## INSTRUCTION
From the records below, extract all the text exactly and leave the images behind.

## PROVIDED ENTRIES
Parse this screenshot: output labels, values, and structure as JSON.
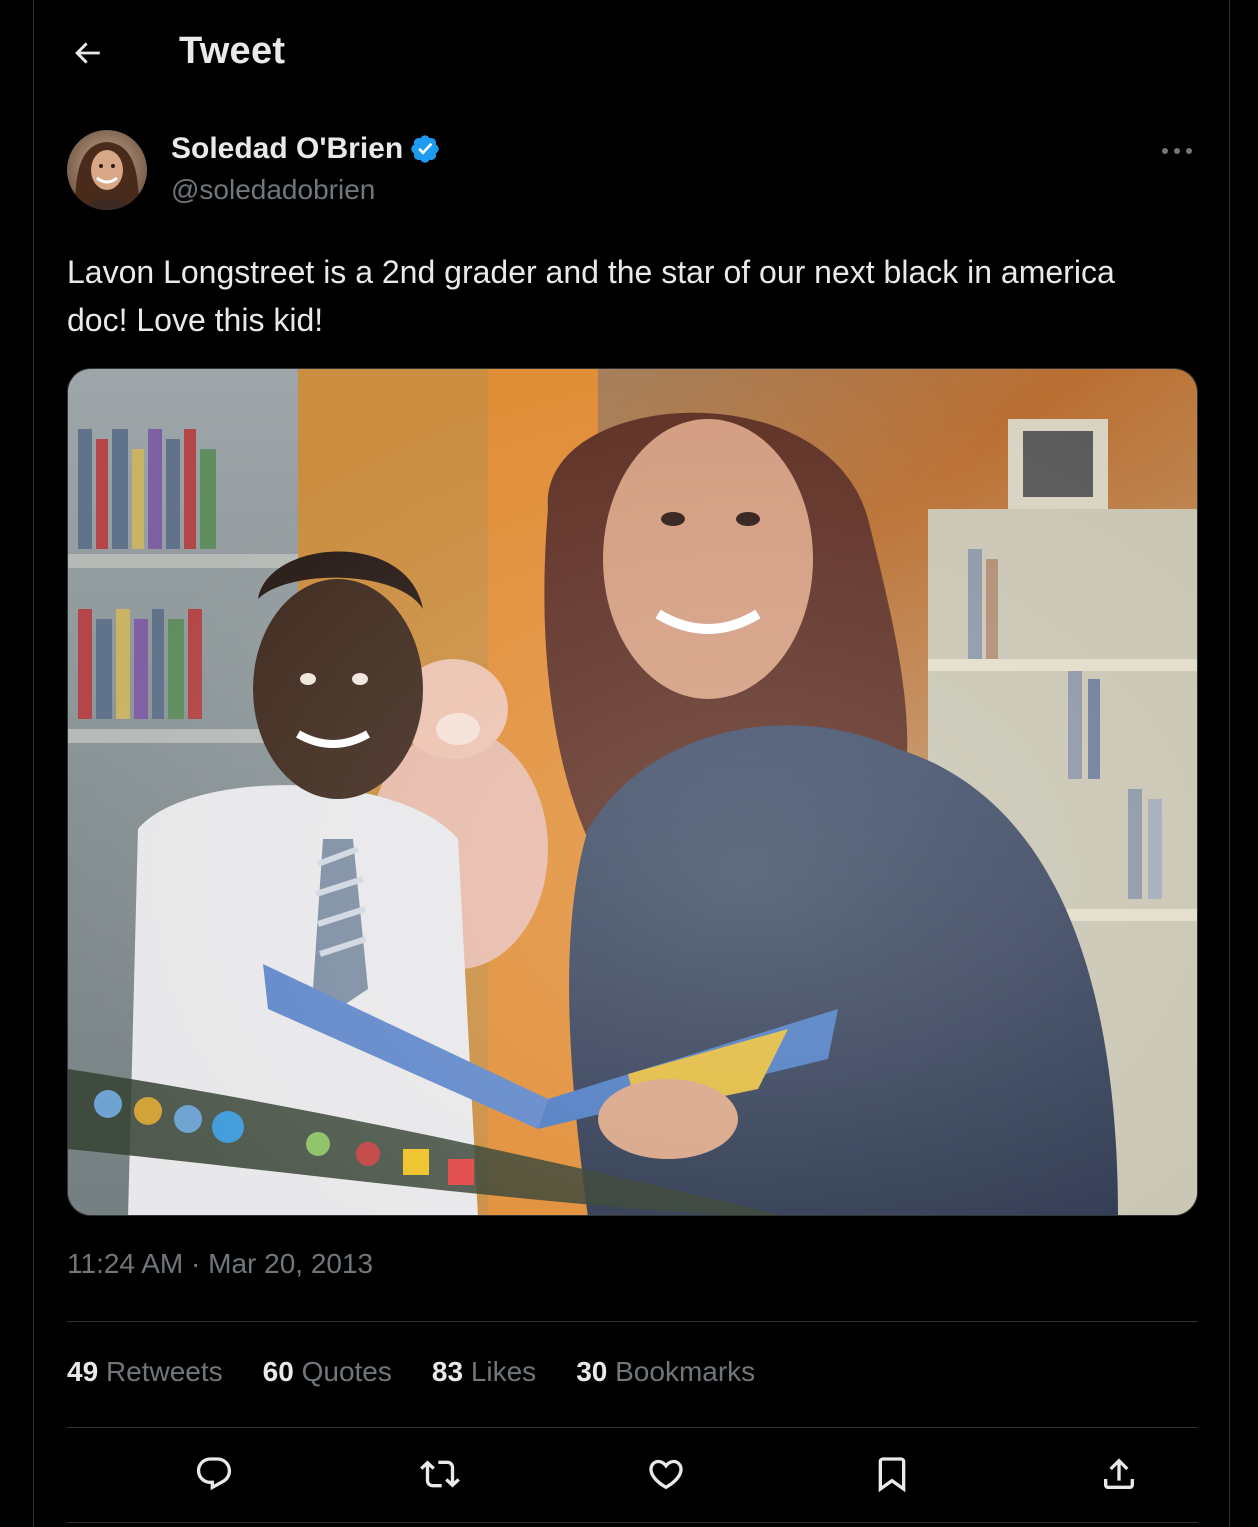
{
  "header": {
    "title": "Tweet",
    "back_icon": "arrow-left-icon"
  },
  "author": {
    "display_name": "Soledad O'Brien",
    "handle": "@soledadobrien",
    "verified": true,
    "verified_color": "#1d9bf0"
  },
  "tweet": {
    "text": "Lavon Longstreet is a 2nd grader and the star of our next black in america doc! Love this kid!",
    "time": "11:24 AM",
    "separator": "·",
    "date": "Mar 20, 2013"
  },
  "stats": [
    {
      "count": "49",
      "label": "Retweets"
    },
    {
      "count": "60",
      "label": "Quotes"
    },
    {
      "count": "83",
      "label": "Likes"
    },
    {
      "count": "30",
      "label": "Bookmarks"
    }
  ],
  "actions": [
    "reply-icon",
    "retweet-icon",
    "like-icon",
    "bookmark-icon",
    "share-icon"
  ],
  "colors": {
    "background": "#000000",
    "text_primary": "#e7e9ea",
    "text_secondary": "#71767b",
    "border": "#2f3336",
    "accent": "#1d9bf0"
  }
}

## OUTPUT
Parse this screenshot: output labels, values, and structure as JSON.
{
  "header": {
    "title": "Tweet",
    "back_icon": "arrow-left-icon"
  },
  "author": {
    "display_name": "Soledad O'Brien",
    "handle": "@soledadobrien",
    "verified": true,
    "verified_color": "#1d9bf0"
  },
  "tweet": {
    "text": "Lavon Longstreet is a 2nd grader and the star of our next black in america doc! Love this kid!",
    "time": "11:24 AM",
    "separator": "·",
    "date": "Mar 20, 2013"
  },
  "stats": [
    {
      "count": "49",
      "label": "Retweets"
    },
    {
      "count": "60",
      "label": "Quotes"
    },
    {
      "count": "83",
      "label": "Likes"
    },
    {
      "count": "30",
      "label": "Bookmarks"
    }
  ],
  "actions": [
    "reply-icon",
    "retweet-icon",
    "like-icon",
    "bookmark-icon",
    "share-icon"
  ],
  "colors": {
    "background": "#000000",
    "text_primary": "#e7e9ea",
    "text_secondary": "#71767b",
    "border": "#2f3336",
    "accent": "#1d9bf0"
  }
}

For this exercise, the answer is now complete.